__Work required__.
Strip the pictures and reproduce the rest of the listing exactly.

* * *

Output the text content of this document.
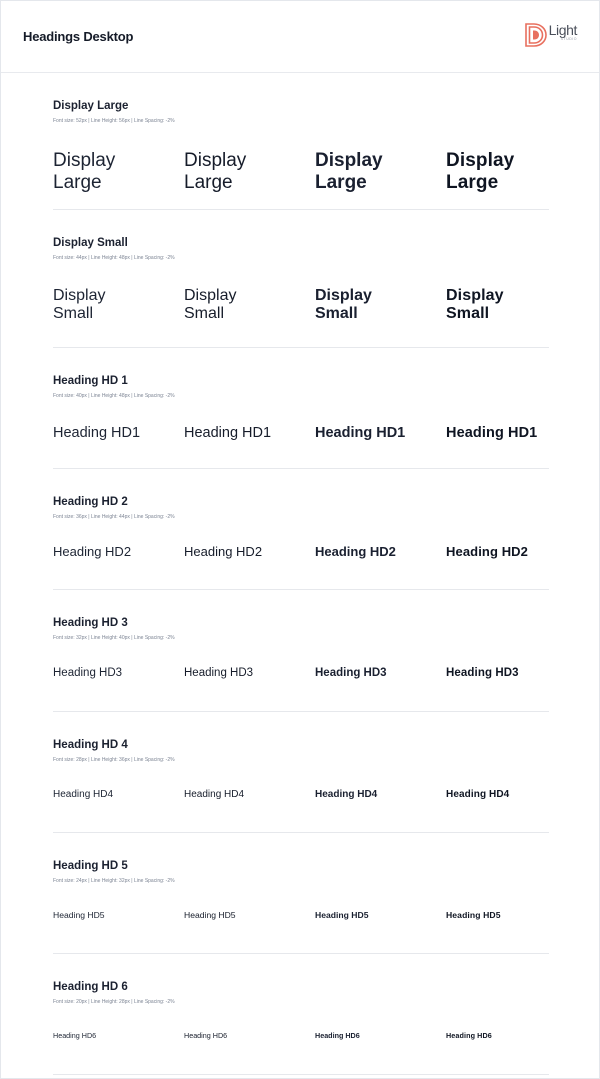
Headings Desktop	Light
STUDIO
Display Large
Font size: 52px | Line Height: 56px | Line Spacing: -2%
Display
Large
Display
Large
Display
Large
Display
Large
Display Small
Font size: 44px | Line Height: 48px | Line Spacing: -2%
Display
Small
Display
Small
Display
Small
Display
Small
Heading HD 1
Font size: 40px | Line Height: 48px | Line Spacing: -2%
Heading HD1	Heading HD1	Heading HD1	Heading HD1
Heading HD 2
Font size: 36px | Line Height: 44px | Line Spacing: -2%
Heading HD2	Heading HD2	Heading HD2	Heading HD2
Heading HD 3
Font size: 32px | Line Height: 40px | Line Spacing: -2%
Heading HD3	Heading HD3	Heading HD3	Heading HD3
Heading HD 4
Font size: 28px | Line Height: 36px | Line Spacing: -2%
Heading HD4	Heading HD4	Heading HD4	Heading HD4
Heading HD 5
Font size: 24px | Line Height: 32px | Line Spacing: -2%
Heading HD5	Heading HD5	Heading HD5	Heading HD5
Heading HD 6
Font size: 20px | Line Height: 28px | Line Spacing: -2%
Heading HD6	Heading HD6	Heading HD6	Heading HD6
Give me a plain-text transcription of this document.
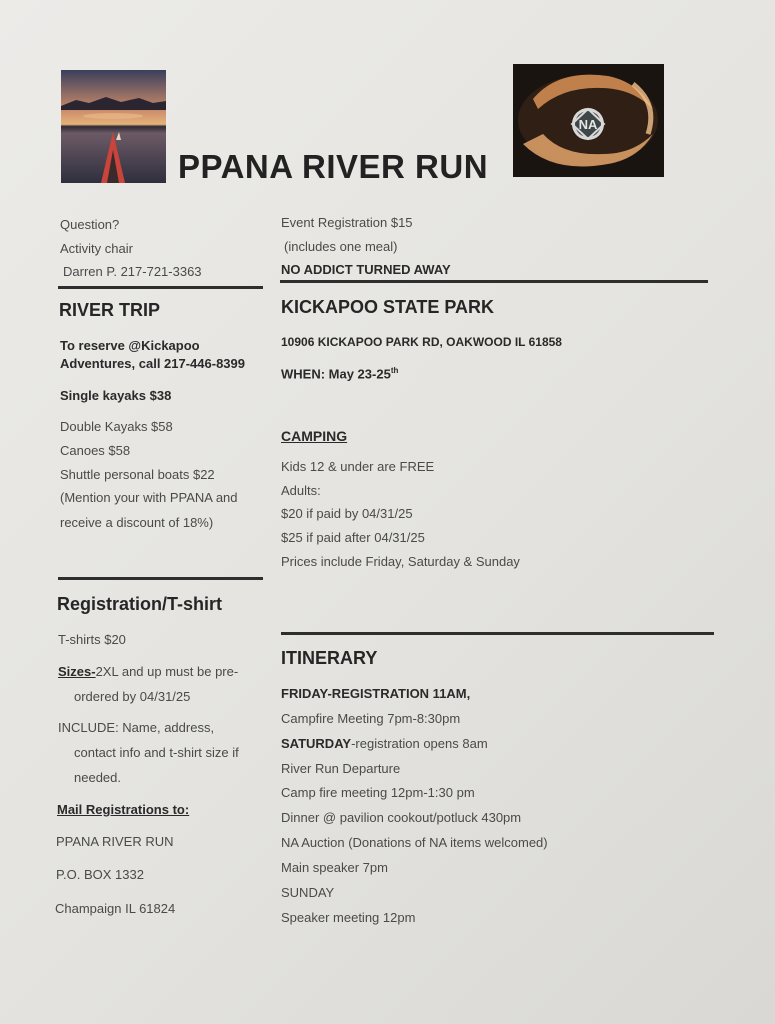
NA
PPANA RIVER RUN
Question?
Activity chair
Darren P. 217-721-3363
Event Registration $15
(includes one meal)
NO ADDICT TURNED AWAY
RIVER TRIP
To reserve @Kickapoo
Adventures, call 217-446-8399
Single kayaks $38
Double Kayaks $58
Canoes $58
Shuttle personal boats $22
(Mention your with PPANA and
receive a discount of 18%)
KICKAPOO STATE PARK
10906 KICKAPOO PARK RD, OAKWOOD IL 61858
WHEN: May 23-25th
CAMPING
Kids 12 & under are FREE
Adults:
$20 if paid by 04/31/25
$25 if paid after 04/31/25
Prices include Friday, Saturday & Sunday
Registration/T-shirt
T-shirts $20
Sizes-2XL and up must be pre-
ordered by 04/31/25
INCLUDE: Name, address,
contact info and t-shirt size if
needed.
Mail Registrations to:
PPANA RIVER RUN
P.O. BOX 1332
Champaign IL 61824
ITINERARY
FRIDAY-REGISTRATION 11AM,
Campfire Meeting 7pm-8:30pm
SATURDAY-registration opens 8am
River Run Departure
Camp fire meeting 12pm-1:30 pm
Dinner @ pavilion cookout/potluck 430pm
NA Auction (Donations of NA items welcomed)
Main speaker 7pm
SUNDAY
Speaker meeting 12pm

* * *

__Output of the task__.
Output the text content of this document.
Headings Desktop	Light
STUDIO
Display Large
Font size: 52px | Line Height: 56px | Line Spacing: -2%
Display
Large
Display
Large
Display
Large
Display
Large
Display Small
Font size: 44px | Line Height: 48px | Line Spacing: -2%
Display
Small
Display
Small
Display
Small
Display
Small
Heading HD 1
Font size: 40px | Line Height: 48px | Line Spacing: -2%
Heading HD1	Heading HD1	Heading HD1	Heading HD1
Heading HD 2
Font size: 36px | Line Height: 44px | Line Spacing: -2%
Heading HD2	Heading HD2	Heading HD2	Heading HD2
Heading HD 3
Font size: 32px | Line Height: 40px | Line Spacing: -2%
Heading HD3	Heading HD3	Heading HD3	Heading HD3
Heading HD 4
Font size: 28px | Line Height: 36px | Line Spacing: -2%
Heading HD4	Heading HD4	Heading HD4	Heading HD4
Heading HD 5
Font size: 24px | Line Height: 32px | Line Spacing: -2%
Heading HD5	Heading HD5	Heading HD5	Heading HD5
Heading HD 6
Font size: 20px | Line Height: 28px | Line Spacing: -2%
Heading HD6	Heading HD6	Heading HD6	Heading HD6
Give me a plain-text transcription of this document.
NA
PPANA RIVER RUN
Question?
Activity chair
Darren P. 217-721-3363
Event Registration $15
(includes one meal)
NO ADDICT TURNED AWAY
RIVER TRIP
To reserve @Kickapoo
Adventures, call 217-446-8399
Single kayaks $38
Double Kayaks $58
Canoes $58
Shuttle personal boats $22
(Mention your with PPANA and
receive a discount of 18%)
KICKAPOO STATE PARK
10906 KICKAPOO PARK RD, OAKWOOD IL 61858
WHEN: May 23-25th
CAMPING
Kids 12 & under are FREE
Adults:
$20 if paid by 04/31/25
$25 if paid after 04/31/25
Prices include Friday, Saturday & Sunday
Registration/T-shirt
T-shirts $20
Sizes-2XL and up must be pre-
ordered by 04/31/25
INCLUDE: Name, address,
contact info and t-shirt size if
needed.
Mail Registrations to:
PPANA RIVER RUN
P.O. BOX 1332
Champaign IL 61824
ITINERARY
FRIDAY-REGISTRATION 11AM,
Campfire Meeting 7pm-8:30pm
SATURDAY-registration opens 8am
River Run Departure
Camp fire meeting 12pm-1:30 pm
Dinner @ pavilion cookout/potluck 430pm
NA Auction (Donations of NA items welcomed)
Main speaker 7pm
SUNDAY
Speaker meeting 12pm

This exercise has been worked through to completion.